Dataset rows about figures
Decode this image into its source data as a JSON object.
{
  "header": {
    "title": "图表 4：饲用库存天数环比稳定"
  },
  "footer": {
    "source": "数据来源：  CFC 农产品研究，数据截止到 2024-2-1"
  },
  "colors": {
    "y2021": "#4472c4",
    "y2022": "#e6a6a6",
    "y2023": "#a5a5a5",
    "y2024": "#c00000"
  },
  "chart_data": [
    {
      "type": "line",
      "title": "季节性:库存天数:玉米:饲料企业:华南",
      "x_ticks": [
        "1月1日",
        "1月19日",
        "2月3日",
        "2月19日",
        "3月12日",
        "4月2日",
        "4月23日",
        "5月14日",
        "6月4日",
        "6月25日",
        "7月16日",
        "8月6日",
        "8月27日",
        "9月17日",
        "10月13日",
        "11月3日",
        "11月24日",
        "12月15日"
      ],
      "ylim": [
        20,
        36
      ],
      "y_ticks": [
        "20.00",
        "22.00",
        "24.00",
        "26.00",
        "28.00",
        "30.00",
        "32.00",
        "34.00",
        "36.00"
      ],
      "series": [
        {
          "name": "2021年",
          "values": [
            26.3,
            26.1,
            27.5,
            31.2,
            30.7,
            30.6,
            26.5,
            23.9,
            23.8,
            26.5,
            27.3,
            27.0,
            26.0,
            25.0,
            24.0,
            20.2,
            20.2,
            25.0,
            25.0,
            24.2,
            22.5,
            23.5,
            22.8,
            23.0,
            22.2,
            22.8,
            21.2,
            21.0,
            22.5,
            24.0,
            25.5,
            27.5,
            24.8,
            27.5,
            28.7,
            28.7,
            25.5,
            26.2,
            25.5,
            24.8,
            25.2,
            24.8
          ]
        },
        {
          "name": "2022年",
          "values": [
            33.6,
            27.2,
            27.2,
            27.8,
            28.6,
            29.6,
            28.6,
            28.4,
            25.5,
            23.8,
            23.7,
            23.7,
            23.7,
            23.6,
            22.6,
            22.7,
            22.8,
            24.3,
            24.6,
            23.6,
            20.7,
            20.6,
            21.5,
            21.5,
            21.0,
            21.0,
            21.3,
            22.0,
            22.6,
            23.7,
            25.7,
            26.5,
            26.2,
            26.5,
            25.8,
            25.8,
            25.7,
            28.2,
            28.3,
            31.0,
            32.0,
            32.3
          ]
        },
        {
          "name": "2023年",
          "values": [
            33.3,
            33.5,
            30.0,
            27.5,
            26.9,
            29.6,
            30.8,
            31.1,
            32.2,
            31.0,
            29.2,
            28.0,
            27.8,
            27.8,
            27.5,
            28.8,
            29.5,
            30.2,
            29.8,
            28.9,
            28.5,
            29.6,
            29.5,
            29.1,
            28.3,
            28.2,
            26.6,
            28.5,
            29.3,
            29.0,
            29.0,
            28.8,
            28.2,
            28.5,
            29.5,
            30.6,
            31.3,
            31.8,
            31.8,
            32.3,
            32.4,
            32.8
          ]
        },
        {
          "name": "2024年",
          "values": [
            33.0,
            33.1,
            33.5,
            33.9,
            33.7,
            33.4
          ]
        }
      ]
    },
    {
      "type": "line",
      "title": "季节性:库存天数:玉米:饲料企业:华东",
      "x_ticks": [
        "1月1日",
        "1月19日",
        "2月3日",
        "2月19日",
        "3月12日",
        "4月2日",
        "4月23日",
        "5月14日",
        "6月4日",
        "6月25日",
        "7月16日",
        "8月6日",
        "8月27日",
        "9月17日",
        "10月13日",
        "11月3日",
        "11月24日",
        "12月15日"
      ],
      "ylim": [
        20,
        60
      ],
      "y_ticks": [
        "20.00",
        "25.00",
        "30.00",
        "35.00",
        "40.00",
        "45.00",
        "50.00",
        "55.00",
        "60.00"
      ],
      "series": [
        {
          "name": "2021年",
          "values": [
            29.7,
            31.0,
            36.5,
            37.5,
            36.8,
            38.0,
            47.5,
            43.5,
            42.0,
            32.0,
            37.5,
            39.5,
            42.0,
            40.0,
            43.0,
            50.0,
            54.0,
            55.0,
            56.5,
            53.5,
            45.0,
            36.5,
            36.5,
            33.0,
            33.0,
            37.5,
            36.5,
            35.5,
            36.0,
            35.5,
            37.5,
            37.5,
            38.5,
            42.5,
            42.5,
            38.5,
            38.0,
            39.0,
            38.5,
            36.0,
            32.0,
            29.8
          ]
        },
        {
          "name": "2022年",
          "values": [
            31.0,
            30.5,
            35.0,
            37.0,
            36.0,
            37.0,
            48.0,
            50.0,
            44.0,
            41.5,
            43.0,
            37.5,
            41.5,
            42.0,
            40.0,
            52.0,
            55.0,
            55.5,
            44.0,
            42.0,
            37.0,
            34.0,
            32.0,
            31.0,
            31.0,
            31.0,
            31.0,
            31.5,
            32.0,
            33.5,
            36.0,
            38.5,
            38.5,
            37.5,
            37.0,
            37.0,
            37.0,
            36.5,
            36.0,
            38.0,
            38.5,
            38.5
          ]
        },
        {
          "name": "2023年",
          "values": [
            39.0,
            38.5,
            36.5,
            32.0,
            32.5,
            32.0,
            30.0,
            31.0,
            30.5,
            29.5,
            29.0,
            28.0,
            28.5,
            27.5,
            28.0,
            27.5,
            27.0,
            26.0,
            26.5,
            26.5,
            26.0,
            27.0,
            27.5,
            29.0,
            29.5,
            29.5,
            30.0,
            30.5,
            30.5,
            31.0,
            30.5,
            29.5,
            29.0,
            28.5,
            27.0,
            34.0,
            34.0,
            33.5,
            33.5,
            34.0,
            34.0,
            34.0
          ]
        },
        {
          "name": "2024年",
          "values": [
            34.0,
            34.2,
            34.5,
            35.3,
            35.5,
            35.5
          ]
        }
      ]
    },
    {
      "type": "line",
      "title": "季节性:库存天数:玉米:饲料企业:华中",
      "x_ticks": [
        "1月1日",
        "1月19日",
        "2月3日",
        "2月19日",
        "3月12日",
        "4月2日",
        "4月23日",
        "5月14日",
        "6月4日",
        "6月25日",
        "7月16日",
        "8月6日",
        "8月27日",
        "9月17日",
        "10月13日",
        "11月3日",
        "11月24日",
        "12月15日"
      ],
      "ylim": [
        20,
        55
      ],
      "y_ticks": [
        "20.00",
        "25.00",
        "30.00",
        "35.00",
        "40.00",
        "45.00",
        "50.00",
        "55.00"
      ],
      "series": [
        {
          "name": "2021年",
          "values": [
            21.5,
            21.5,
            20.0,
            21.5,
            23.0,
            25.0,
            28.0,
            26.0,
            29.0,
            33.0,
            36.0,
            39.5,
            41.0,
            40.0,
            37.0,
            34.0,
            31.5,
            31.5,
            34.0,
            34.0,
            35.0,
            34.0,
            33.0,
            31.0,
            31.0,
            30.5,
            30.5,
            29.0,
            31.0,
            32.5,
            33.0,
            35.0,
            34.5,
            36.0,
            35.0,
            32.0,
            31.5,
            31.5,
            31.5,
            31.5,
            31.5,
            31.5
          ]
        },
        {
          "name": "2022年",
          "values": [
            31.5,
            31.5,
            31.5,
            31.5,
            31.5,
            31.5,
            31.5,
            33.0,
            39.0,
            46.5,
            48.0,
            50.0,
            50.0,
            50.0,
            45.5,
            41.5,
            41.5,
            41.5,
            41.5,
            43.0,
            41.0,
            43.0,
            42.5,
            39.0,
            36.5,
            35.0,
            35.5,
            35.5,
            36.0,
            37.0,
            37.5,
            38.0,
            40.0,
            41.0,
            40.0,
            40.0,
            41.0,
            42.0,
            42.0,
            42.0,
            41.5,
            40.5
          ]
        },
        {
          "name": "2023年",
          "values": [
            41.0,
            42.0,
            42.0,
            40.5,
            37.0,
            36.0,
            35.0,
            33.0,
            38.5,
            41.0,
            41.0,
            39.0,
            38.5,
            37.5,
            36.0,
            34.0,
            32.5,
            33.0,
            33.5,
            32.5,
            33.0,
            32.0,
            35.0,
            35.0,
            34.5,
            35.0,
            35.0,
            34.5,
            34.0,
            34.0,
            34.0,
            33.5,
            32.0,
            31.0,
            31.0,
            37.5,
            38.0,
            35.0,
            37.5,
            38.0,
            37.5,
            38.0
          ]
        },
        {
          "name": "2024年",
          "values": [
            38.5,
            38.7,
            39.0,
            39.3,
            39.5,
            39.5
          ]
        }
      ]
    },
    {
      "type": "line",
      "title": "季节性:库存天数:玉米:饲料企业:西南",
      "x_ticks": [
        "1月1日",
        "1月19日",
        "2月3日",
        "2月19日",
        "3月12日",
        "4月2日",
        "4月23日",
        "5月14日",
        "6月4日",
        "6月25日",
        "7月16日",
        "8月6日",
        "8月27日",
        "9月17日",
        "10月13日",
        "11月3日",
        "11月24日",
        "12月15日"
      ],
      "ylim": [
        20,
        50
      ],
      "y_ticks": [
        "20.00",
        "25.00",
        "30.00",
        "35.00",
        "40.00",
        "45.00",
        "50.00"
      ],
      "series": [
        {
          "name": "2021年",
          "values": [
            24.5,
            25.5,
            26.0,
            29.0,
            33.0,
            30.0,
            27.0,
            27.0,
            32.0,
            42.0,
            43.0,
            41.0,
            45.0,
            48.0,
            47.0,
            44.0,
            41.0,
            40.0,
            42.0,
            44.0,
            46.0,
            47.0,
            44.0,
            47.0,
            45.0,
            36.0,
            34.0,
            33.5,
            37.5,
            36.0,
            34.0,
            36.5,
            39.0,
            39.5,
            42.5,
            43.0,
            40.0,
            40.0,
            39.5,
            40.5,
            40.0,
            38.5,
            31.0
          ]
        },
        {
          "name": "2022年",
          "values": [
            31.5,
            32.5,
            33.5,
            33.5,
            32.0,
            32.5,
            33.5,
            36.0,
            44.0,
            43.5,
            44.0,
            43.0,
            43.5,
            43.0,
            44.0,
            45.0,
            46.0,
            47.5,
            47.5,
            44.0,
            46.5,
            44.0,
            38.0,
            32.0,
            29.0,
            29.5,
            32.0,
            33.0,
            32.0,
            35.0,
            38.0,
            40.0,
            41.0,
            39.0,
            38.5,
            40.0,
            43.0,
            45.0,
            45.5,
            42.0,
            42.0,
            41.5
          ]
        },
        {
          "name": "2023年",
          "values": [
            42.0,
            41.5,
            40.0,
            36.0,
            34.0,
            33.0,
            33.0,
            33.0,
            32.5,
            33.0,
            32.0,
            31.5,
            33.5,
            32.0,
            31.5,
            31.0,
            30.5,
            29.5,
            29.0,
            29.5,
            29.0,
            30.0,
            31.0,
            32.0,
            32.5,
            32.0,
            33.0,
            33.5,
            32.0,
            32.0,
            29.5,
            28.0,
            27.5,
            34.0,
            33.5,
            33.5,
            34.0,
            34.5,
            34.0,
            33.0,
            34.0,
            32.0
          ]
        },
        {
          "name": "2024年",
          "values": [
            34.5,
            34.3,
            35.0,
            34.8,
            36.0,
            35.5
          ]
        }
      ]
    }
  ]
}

§ **Task goal**
Where a line of the entries contains the word "title", copy that line.

§ **Answer to this exercise**
    "title": "图表 4：饲用库存天数环比稳定"
      "title": "季节性:库存天数:玉米:饲料企业:华南",
      "title": "季节性:库存天数:玉米:饲料企业:华东",
      "title": "季节性:库存天数:玉米:饲料企业:华中",
      "title": "季节性:库存天数:玉米:饲料企业:西南",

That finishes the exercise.